- **WORK REQUIRED**: Restate the data exactly as given and keep the pictures out.

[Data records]
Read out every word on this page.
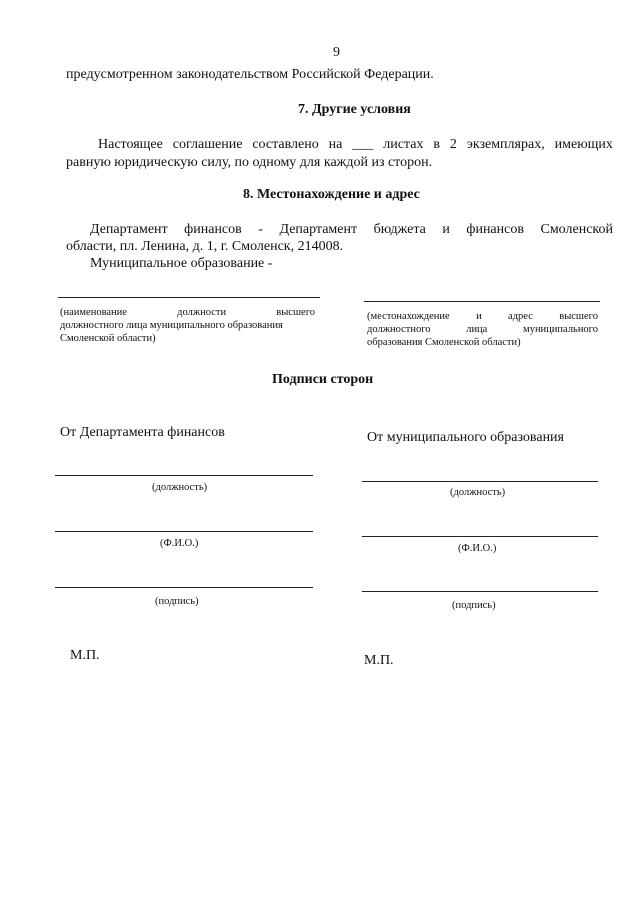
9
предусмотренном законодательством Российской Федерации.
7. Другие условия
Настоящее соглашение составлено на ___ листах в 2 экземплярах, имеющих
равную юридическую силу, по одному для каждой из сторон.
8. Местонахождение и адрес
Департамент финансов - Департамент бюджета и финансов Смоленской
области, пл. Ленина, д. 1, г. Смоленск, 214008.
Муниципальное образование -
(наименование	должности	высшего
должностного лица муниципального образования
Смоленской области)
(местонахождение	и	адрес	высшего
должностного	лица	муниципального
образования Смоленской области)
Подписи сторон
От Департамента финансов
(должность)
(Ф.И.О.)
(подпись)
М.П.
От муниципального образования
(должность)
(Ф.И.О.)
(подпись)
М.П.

- **WRITTEN SOLUTION**:
Read out every word on this page.
9
предусмотренном законодательством Российской Федерации.
7. Другие условия
Настоящее соглашение составлено на ___ листах в 2 экземплярах, имеющих
равную юридическую силу, по одному для каждой из сторон.
8. Местонахождение и адрес
Департамент финансов - Департамент бюджета и финансов Смоленской
области, пл. Ленина, д. 1, г. Смоленск, 214008.
Муниципальное образование -
(наименование	должности	высшего
должностного лица муниципального образования
Смоленской области)
(местонахождение	и	адрес	высшего
должностного	лица	муниципального
образования Смоленской области)
Подписи сторон
От Департамента финансов
(должность)
(Ф.И.О.)
(подпись)
М.П.
От муниципального образования
(должность)
(Ф.И.О.)
(подпись)
М.П.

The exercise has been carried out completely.